--- Begin ---
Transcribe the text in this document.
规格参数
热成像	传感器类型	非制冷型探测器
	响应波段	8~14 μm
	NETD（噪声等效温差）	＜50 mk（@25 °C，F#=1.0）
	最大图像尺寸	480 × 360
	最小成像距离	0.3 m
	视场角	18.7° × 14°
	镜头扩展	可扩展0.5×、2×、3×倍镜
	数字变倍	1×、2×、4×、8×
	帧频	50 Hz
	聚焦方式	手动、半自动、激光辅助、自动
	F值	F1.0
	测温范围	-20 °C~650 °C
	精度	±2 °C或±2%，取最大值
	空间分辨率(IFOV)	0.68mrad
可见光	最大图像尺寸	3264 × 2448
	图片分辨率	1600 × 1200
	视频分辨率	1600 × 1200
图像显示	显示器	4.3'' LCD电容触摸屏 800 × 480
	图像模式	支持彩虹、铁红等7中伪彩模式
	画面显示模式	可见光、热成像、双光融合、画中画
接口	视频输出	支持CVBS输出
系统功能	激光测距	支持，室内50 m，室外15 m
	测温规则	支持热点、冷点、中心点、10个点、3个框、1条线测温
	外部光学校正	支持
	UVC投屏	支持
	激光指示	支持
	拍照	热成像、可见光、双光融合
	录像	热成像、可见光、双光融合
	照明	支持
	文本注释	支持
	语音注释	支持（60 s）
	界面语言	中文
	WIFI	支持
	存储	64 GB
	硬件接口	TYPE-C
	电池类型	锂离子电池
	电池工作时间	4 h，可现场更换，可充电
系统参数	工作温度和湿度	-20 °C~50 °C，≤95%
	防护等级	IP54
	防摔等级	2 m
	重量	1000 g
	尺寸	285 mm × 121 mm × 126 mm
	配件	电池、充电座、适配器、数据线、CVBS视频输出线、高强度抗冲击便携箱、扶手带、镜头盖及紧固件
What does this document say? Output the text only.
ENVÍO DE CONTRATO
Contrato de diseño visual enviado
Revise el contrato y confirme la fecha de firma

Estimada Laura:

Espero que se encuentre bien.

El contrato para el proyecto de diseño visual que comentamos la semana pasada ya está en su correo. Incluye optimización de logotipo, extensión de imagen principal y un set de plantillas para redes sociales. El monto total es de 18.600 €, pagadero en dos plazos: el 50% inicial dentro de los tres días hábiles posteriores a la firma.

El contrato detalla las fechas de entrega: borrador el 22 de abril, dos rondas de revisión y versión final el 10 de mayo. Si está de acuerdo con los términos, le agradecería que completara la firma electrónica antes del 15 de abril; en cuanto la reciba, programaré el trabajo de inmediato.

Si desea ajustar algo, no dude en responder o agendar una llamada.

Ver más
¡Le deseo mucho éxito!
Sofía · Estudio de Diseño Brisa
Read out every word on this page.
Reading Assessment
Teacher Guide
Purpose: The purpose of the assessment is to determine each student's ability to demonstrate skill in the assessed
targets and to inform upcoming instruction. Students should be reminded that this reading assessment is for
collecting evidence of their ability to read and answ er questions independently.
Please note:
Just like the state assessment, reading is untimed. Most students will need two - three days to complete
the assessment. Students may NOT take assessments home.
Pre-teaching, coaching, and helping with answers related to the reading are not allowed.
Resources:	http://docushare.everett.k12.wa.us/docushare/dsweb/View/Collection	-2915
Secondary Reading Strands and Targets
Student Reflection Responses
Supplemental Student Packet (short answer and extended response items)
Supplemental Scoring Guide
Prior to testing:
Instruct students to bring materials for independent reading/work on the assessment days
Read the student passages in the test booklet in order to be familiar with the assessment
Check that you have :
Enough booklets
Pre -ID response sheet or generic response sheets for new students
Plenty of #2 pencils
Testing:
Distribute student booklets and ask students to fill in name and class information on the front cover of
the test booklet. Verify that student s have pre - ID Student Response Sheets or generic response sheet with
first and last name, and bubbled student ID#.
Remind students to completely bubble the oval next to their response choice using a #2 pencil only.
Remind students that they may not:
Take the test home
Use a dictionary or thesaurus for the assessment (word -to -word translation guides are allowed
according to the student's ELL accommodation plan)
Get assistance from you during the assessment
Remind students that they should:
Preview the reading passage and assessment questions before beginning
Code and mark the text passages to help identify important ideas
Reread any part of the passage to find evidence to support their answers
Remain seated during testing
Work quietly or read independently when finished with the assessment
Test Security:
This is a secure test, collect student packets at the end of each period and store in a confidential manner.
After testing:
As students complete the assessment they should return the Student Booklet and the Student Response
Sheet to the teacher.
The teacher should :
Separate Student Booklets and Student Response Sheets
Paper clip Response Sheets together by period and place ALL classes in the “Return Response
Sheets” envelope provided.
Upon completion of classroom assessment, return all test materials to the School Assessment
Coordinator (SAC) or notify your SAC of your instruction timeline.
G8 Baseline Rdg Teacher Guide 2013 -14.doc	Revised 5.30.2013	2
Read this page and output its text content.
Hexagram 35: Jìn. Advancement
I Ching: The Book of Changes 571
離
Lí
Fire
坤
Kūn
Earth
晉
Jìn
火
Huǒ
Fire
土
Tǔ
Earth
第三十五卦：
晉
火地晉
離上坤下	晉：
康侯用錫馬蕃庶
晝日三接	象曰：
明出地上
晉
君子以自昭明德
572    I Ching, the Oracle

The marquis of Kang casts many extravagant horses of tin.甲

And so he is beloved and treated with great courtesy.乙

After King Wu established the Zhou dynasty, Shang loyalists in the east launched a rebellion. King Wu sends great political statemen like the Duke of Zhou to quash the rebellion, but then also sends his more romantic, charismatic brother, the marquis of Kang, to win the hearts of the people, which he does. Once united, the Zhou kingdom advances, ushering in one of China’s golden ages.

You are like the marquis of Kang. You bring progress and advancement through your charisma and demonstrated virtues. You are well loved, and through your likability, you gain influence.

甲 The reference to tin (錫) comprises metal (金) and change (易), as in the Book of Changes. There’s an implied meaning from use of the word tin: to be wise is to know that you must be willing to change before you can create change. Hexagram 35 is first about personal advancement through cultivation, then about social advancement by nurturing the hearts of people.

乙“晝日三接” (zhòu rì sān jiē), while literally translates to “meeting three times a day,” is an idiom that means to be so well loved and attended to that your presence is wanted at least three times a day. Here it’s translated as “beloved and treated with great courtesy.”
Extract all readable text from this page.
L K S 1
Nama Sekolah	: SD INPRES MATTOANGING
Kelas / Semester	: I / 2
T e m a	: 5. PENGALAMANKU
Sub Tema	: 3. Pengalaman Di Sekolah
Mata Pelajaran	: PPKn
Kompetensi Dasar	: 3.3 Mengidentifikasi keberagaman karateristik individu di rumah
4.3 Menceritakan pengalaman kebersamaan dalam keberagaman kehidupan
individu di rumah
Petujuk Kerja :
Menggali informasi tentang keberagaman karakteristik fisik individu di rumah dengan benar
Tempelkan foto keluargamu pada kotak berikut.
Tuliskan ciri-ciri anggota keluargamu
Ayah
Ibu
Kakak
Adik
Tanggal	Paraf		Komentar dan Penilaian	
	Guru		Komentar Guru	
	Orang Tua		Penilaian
--- End ---
— WORK TO DO —
Isolate each line of the listing above that includes "questions". Copy it.

— RESPONSE TO THE TASK —
collecting evidence of their ability to read and answ er questions independently.
Preview the reading passage and assessment questions before beginning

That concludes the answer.